[Data entries]
◆ ◆ ◆ ◆ ◆
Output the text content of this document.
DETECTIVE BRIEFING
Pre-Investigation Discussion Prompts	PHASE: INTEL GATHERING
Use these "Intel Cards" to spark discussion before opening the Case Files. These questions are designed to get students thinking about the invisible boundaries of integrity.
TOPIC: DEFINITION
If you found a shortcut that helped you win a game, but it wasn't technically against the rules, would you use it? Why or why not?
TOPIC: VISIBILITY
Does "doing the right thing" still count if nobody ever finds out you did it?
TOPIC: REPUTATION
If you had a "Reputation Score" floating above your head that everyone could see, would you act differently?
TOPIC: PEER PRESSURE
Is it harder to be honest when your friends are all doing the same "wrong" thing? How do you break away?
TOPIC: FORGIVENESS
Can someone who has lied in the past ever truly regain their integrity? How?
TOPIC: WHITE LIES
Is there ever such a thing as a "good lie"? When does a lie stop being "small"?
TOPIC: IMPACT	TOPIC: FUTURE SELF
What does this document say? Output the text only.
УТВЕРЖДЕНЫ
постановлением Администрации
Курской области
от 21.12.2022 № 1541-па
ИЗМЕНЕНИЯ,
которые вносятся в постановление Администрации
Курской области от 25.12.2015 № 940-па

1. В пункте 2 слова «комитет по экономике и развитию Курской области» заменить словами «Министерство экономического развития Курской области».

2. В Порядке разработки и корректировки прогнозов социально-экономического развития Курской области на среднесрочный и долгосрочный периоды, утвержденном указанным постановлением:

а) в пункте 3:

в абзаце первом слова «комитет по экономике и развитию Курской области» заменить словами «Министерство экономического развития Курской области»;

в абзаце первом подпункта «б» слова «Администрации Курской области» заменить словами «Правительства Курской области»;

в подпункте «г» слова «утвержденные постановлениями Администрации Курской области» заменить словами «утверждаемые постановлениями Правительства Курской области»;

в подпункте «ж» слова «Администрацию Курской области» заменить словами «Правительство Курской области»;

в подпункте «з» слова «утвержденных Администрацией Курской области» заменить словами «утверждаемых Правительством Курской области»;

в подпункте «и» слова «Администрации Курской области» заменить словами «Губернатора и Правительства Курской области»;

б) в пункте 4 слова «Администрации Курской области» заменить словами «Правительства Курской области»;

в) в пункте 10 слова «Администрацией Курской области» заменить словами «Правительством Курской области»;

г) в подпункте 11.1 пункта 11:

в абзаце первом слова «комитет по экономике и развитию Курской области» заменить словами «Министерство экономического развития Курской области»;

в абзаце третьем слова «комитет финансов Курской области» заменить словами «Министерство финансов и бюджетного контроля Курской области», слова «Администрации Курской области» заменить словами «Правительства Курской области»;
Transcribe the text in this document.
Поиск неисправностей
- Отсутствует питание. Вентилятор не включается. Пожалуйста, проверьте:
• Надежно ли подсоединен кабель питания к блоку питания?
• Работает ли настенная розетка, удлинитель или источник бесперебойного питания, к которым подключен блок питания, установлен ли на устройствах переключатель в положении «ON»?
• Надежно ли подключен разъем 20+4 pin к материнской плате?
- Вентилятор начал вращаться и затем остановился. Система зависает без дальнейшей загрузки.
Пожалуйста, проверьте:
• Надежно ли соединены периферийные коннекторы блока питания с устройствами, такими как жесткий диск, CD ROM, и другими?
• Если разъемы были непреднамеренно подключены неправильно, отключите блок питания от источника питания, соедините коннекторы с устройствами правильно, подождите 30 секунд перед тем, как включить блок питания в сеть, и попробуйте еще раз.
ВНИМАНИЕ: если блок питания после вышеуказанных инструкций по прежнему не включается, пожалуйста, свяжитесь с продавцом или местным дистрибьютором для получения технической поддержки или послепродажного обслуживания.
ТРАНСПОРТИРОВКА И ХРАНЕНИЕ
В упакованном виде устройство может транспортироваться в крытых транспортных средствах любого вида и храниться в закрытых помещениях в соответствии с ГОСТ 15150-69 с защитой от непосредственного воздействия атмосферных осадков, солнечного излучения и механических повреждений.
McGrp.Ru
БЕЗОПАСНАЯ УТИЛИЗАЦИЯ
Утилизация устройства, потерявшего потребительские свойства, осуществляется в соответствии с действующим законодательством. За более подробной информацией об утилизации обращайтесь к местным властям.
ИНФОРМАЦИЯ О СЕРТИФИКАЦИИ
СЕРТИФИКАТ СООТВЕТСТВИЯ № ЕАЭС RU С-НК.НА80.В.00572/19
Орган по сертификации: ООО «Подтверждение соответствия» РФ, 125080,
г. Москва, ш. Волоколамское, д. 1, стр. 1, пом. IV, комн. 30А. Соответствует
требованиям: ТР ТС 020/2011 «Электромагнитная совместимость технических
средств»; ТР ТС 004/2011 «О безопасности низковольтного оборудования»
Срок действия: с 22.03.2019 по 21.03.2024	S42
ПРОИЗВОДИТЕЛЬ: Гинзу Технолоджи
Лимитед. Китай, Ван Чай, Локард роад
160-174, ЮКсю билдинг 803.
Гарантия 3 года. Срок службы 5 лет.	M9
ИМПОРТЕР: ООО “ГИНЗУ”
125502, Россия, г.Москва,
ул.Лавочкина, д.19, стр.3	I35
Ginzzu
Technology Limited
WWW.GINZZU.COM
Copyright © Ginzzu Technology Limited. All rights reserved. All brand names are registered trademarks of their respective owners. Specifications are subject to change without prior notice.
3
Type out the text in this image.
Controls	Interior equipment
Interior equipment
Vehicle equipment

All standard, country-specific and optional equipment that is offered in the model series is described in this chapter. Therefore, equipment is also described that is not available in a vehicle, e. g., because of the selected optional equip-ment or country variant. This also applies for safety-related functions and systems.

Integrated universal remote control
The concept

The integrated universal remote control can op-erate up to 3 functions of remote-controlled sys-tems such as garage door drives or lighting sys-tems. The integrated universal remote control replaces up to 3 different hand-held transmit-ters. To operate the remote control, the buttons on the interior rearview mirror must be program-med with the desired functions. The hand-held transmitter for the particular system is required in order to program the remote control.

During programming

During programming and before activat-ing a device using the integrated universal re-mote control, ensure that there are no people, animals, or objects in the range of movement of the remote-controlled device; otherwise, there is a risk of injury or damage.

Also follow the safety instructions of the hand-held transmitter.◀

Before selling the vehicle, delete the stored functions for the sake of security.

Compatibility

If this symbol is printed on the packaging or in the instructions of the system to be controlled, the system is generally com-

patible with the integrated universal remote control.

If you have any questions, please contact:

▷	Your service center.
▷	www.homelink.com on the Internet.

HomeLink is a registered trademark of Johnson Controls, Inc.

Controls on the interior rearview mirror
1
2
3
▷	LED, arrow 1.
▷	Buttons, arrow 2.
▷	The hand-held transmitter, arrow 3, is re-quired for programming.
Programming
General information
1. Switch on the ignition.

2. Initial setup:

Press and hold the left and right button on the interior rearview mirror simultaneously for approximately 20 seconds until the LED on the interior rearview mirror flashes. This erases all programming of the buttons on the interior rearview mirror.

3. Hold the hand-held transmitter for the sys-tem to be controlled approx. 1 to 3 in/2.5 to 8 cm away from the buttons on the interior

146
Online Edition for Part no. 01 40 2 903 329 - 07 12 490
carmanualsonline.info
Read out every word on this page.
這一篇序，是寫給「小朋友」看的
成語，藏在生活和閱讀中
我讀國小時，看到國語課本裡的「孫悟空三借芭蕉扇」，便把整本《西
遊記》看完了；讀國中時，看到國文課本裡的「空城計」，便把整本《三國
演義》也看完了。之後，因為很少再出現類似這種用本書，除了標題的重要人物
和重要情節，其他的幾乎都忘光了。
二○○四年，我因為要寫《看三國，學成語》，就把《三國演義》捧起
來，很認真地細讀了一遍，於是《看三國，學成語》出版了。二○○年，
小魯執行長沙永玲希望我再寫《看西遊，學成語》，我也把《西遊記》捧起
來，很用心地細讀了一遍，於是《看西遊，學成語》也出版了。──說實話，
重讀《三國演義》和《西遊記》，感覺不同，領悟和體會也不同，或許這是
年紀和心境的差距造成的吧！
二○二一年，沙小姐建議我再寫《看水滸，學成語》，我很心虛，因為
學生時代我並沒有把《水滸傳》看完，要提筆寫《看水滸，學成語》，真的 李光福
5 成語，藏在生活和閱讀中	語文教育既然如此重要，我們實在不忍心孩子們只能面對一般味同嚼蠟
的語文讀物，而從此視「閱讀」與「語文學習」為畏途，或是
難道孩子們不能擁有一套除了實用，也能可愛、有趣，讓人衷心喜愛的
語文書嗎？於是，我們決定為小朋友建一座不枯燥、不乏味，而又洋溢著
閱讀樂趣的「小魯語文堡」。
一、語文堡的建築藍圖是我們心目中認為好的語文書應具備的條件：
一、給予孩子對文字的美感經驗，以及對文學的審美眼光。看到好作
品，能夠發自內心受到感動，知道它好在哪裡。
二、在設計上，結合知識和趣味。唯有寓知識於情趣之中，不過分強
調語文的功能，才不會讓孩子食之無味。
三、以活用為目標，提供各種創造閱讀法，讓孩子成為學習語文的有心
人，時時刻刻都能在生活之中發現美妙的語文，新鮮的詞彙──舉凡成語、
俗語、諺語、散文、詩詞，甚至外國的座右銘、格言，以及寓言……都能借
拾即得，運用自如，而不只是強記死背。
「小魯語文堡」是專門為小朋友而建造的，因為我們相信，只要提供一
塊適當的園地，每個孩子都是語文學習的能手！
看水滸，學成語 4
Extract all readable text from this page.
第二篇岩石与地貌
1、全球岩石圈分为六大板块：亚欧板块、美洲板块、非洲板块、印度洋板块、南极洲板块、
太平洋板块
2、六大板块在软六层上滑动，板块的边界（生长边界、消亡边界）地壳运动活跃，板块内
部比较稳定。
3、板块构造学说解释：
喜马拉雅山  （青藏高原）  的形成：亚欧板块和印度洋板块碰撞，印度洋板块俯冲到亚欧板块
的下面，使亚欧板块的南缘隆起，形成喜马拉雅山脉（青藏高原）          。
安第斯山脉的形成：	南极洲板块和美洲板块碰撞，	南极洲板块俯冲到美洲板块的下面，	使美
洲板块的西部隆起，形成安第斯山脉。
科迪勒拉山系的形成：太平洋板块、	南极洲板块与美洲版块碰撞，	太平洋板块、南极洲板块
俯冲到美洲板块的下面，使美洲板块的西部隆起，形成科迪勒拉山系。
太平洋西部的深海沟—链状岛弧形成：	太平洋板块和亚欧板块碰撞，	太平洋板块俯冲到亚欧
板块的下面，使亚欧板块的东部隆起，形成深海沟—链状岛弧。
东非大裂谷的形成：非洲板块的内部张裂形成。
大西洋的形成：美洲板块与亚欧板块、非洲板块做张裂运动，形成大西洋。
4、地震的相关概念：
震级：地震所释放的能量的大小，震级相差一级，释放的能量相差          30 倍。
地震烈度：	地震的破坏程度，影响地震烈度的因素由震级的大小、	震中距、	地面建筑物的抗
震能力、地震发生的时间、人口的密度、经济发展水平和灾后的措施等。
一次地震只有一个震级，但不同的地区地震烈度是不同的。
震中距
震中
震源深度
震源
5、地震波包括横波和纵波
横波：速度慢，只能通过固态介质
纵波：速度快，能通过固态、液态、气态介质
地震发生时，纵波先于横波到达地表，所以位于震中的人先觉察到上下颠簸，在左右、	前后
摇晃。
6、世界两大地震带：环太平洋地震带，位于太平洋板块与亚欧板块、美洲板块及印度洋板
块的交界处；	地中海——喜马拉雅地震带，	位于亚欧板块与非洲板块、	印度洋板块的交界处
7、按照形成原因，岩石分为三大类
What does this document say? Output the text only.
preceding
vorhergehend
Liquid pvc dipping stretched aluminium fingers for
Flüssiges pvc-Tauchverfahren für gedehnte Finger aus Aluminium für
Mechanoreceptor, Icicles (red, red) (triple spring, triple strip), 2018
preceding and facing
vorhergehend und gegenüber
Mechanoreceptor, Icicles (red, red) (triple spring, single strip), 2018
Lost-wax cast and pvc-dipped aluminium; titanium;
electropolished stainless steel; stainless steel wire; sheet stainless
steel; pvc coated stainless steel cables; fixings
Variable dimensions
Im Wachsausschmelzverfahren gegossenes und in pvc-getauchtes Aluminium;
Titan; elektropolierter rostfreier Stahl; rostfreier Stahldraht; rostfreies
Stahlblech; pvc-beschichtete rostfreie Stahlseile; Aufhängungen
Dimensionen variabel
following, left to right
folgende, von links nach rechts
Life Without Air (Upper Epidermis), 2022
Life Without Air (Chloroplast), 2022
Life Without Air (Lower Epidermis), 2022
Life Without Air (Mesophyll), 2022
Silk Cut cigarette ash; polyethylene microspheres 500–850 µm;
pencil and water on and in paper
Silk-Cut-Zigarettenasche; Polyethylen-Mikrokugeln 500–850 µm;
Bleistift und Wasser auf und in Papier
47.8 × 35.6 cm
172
◆ ◆ ◆ ◆ ◆
→ **Exercise requirements**
Copy out each line of the entries that holds "text".

→ **Solution to this problem**
Output the text content of this document.
What does this document say? Output the text only.
Transcribe the text in this document.
Type out the text in this image.
Extract all readable text from this page.
What does this document say? Output the text only.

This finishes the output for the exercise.